• THE EXERCISE:
Write out the whole of the material exactly.

• RECORD SET:

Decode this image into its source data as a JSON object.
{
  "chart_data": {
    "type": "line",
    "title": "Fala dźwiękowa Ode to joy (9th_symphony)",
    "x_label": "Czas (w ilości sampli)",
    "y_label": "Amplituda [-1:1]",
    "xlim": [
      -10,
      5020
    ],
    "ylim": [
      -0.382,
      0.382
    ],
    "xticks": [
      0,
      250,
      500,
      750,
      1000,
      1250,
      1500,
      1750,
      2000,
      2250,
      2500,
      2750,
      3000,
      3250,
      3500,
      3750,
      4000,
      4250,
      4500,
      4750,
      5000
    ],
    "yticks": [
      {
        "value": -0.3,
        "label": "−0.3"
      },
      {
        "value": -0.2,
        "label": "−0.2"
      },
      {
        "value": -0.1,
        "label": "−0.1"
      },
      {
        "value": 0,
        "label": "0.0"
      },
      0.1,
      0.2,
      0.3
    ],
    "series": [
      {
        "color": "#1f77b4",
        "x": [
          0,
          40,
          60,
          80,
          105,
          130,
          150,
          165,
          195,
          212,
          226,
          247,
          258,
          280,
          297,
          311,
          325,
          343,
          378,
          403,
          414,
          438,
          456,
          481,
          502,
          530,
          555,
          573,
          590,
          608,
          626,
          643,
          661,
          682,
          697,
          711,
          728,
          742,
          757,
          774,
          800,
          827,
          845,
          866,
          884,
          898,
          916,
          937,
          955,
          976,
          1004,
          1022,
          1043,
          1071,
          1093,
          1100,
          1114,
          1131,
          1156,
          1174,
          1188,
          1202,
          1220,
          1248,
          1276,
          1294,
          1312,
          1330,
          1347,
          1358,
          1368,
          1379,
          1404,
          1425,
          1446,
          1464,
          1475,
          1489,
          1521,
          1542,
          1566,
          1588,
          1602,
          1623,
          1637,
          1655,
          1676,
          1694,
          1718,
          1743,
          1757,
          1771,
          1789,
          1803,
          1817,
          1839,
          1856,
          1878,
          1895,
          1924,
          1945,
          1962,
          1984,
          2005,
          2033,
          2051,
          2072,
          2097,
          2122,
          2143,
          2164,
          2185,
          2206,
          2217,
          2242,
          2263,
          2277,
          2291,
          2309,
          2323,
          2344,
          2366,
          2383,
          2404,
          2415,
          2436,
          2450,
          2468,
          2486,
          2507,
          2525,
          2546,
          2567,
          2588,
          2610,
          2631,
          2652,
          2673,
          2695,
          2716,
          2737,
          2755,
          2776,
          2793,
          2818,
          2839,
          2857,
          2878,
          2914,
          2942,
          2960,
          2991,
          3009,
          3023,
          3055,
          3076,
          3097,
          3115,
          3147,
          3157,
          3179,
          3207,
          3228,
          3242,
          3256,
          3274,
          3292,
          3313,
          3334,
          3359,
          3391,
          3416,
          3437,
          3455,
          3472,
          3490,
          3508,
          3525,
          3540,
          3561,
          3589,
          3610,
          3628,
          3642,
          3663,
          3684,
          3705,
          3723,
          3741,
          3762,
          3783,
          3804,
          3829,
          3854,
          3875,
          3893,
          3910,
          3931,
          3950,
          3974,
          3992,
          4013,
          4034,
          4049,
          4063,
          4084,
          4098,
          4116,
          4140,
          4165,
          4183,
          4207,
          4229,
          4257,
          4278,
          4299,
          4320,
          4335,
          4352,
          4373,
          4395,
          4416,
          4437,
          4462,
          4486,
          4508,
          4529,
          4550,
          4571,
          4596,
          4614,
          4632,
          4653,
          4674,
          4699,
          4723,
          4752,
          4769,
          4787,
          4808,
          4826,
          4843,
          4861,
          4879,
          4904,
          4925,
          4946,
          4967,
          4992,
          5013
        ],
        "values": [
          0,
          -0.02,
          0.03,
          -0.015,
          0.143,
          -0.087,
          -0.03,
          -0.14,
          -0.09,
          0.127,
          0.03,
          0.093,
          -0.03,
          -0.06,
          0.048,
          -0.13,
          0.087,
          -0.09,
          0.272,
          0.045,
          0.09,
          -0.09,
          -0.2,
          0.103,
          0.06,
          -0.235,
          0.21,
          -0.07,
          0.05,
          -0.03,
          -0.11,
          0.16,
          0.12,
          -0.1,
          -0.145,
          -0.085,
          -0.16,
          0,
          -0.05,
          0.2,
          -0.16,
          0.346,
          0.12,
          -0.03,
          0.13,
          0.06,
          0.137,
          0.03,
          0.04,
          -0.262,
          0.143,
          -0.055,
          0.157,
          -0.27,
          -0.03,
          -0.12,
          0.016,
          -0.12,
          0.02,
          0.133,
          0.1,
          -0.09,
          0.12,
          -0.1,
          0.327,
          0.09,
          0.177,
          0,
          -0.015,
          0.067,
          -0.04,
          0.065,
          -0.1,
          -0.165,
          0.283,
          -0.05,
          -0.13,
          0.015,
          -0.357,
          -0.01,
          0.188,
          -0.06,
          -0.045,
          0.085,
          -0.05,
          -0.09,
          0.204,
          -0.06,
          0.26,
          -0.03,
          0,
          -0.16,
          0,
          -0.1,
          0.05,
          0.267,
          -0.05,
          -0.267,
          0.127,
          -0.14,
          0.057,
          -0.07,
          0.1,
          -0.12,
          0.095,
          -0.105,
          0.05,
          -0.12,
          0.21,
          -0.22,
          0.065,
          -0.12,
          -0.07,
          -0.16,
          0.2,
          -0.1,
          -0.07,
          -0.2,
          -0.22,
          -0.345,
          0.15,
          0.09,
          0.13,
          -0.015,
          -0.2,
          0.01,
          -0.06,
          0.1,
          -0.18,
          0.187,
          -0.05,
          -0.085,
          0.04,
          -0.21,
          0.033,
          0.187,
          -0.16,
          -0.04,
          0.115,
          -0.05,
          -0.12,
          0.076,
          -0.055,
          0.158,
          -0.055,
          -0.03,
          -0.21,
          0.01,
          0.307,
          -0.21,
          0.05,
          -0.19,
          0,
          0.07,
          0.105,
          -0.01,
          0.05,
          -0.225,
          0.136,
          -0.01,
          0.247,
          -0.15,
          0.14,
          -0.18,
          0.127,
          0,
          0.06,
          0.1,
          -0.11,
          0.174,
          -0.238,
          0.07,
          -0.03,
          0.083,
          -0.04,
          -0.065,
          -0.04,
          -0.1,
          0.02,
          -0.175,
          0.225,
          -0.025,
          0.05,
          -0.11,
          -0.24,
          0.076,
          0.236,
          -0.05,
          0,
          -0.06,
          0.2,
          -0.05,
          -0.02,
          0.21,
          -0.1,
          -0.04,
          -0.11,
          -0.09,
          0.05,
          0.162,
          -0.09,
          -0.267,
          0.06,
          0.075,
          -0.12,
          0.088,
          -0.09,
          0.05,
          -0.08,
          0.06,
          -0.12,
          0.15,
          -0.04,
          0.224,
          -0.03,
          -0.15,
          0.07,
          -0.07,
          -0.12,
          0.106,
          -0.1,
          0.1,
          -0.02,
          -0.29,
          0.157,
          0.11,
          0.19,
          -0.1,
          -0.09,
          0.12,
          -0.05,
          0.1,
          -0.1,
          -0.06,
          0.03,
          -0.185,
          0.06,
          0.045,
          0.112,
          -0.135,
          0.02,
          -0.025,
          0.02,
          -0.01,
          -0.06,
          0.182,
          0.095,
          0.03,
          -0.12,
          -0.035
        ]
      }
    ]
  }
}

• ANSWER TO THE EXERCISE:
Decode this image into its source data as a JSON object.
{
  "chart_data": {
    "type": "line",
    "title": "Fala dźwiękowa Ode to joy (9th_symphony)",
    "x_label": "Czas (w ilości sampli)",
    "y_label": "Amplituda [-1:1]",
    "xlim": [
      -10,
      5020
    ],
    "ylim": [
      -0.382,
      0.382
    ],
    "xticks": [
      0,
      250,
      500,
      750,
      1000,
      1250,
      1500,
      1750,
      2000,
      2250,
      2500,
      2750,
      3000,
      3250,
      3500,
      3750,
      4000,
      4250,
      4500,
      4750,
      5000
    ],
    "yticks": [
      {
        "value": -0.3,
        "label": "−0.3"
      },
      {
        "value": -0.2,
        "label": "−0.2"
      },
      {
        "value": -0.1,
        "label": "−0.1"
      },
      {
        "value": 0,
        "label": "0.0"
      },
      0.1,
      0.2,
      0.3
    ],
    "series": [
      {
        "color": "#1f77b4",
        "x": [
          0,
          40,
          60,
          80,
          105,
          130,
          150,
          165,
          195,
          212,
          226,
          247,
          258,
          280,
          297,
          311,
          325,
          343,
          378,
          403,
          414,
          438,
          456,
          481,
          502,
          530,
          555,
          573,
          590,
          608,
          626,
          643,
          661,
          682,
          697,
          711,
          728,
          742,
          757,
          774,
          800,
          827,
          845,
          866,
          884,
          898,
          916,
          937,
          955,
          976,
          1004,
          1022,
          1043,
          1071,
          1093,
          1100,
          1114,
          1131,
          1156,
          1174,
          1188,
          1202,
          1220,
          1248,
          1276,
          1294,
          1312,
          1330,
          1347,
          1358,
          1368,
          1379,
          1404,
          1425,
          1446,
          1464,
          1475,
          1489,
          1521,
          1542,
          1566,
          1588,
          1602,
          1623,
          1637,
          1655,
          1676,
          1694,
          1718,
          1743,
          1757,
          1771,
          1789,
          1803,
          1817,
          1839,
          1856,
          1878,
          1895,
          1924,
          1945,
          1962,
          1984,
          2005,
          2033,
          2051,
          2072,
          2097,
          2122,
          2143,
          2164,
          2185,
          2206,
          2217,
          2242,
          2263,
          2277,
          2291,
          2309,
          2323,
          2344,
          2366,
          2383,
          2404,
          2415,
          2436,
          2450,
          2468,
          2486,
          2507,
          2525,
          2546,
          2567,
          2588,
          2610,
          2631,
          2652,
          2673,
          2695,
          2716,
          2737,
          2755,
          2776,
          2793,
          2818,
          2839,
          2857,
          2878,
          2914,
          2942,
          2960,
          2991,
          3009,
          3023,
          3055,
          3076,
          3097,
          3115,
          3147,
          3157,
          3179,
          3207,
          3228,
          3242,
          3256,
          3274,
          3292,
          3313,
          3334,
          3359,
          3391,
          3416,
          3437,
          3455,
          3472,
          3490,
          3508,
          3525,
          3540,
          3561,
          3589,
          3610,
          3628,
          3642,
          3663,
          3684,
          3705,
          3723,
          3741,
          3762,
          3783,
          3804,
          3829,
          3854,
          3875,
          3893,
          3910,
          3931,
          3950,
          3974,
          3992,
          4013,
          4034,
          4049,
          4063,
          4084,
          4098,
          4116,
          4140,
          4165,
          4183,
          4207,
          4229,
          4257,
          4278,
          4299,
          4320,
          4335,
          4352,
          4373,
          4395,
          4416,
          4437,
          4462,
          4486,
          4508,
          4529,
          4550,
          4571,
          4596,
          4614,
          4632,
          4653,
          4674,
          4699,
          4723,
          4752,
          4769,
          4787,
          4808,
          4826,
          4843,
          4861,
          4879,
          4904,
          4925,
          4946,
          4967,
          4992,
          5013
        ],
        "values": [
          0,
          -0.02,
          0.03,
          -0.015,
          0.143,
          -0.087,
          -0.03,
          -0.14,
          -0.09,
          0.127,
          0.03,
          0.093,
          -0.03,
          -0.06,
          0.048,
          -0.13,
          0.087,
          -0.09,
          0.272,
          0.045,
          0.09,
          -0.09,
          -0.2,
          0.103,
          0.06,
          -0.235,
          0.21,
          -0.07,
          0.05,
          -0.03,
          -0.11,
          0.16,
          0.12,
          -0.1,
          -0.145,
          -0.085,
          -0.16,
          0,
          -0.05,
          0.2,
          -0.16,
          0.346,
          0.12,
          -0.03,
          0.13,
          0.06,
          0.137,
          0.03,
          0.04,
          -0.262,
          0.143,
          -0.055,
          0.157,
          -0.27,
          -0.03,
          -0.12,
          0.016,
          -0.12,
          0.02,
          0.133,
          0.1,
          -0.09,
          0.12,
          -0.1,
          0.327,
          0.09,
          0.177,
          0,
          -0.015,
          0.067,
          -0.04,
          0.065,
          -0.1,
          -0.165,
          0.283,
          -0.05,
          -0.13,
          0.015,
          -0.357,
          -0.01,
          0.188,
          -0.06,
          -0.045,
          0.085,
          -0.05,
          -0.09,
          0.204,
          -0.06,
          0.26,
          -0.03,
          0,
          -0.16,
          0,
          -0.1,
          0.05,
          0.267,
          -0.05,
          -0.267,
          0.127,
          -0.14,
          0.057,
          -0.07,
          0.1,
          -0.12,
          0.095,
          -0.105,
          0.05,
          -0.12,
          0.21,
          -0.22,
          0.065,
          -0.12,
          -0.07,
          -0.16,
          0.2,
          -0.1,
          -0.07,
          -0.2,
          -0.22,
          -0.345,
          0.15,
          0.09,
          0.13,
          -0.015,
          -0.2,
          0.01,
          -0.06,
          0.1,
          -0.18,
          0.187,
          -0.05,
          -0.085,
          0.04,
          -0.21,
          0.033,
          0.187,
          -0.16,
          -0.04,
          0.115,
          -0.05,
          -0.12,
          0.076,
          -0.055,
          0.158,
          -0.055,
          -0.03,
          -0.21,
          0.01,
          0.307,
          -0.21,
          0.05,
          -0.19,
          0,
          0.07,
          0.105,
          -0.01,
          0.05,
          -0.225,
          0.136,
          -0.01,
          0.247,
          -0.15,
          0.14,
          -0.18,
          0.127,
          0,
          0.06,
          0.1,
          -0.11,
          0.174,
          -0.238,
          0.07,
          -0.03,
          0.083,
          -0.04,
          -0.065,
          -0.04,
          -0.1,
          0.02,
          -0.175,
          0.225,
          -0.025,
          0.05,
          -0.11,
          -0.24,
          0.076,
          0.236,
          -0.05,
          0,
          -0.06,
          0.2,
          -0.05,
          -0.02,
          0.21,
          -0.1,
          -0.04,
          -0.11,
          -0.09,
          0.05,
          0.162,
          -0.09,
          -0.267,
          0.06,
          0.075,
          -0.12,
          0.088,
          -0.09,
          0.05,
          -0.08,
          0.06,
          -0.12,
          0.15,
          -0.04,
          0.224,
          -0.03,
          -0.15,
          0.07,
          -0.07,
          -0.12,
          0.106,
          -0.1,
          0.1,
          -0.02,
          -0.29,
          0.157,
          0.11,
          0.19,
          -0.1,
          -0.09,
          0.12,
          -0.05,
          0.1,
          -0.1,
          -0.06,
          0.03,
          -0.185,
          0.06,
          0.045,
          0.112,
          -0.135,
          0.02,
          -0.025,
          0.02,
          -0.01,
          -0.06,
          0.182,
          0.095,
          0.03,
          -0.12,
          -0.035
        ]
      }
    ]
  }
}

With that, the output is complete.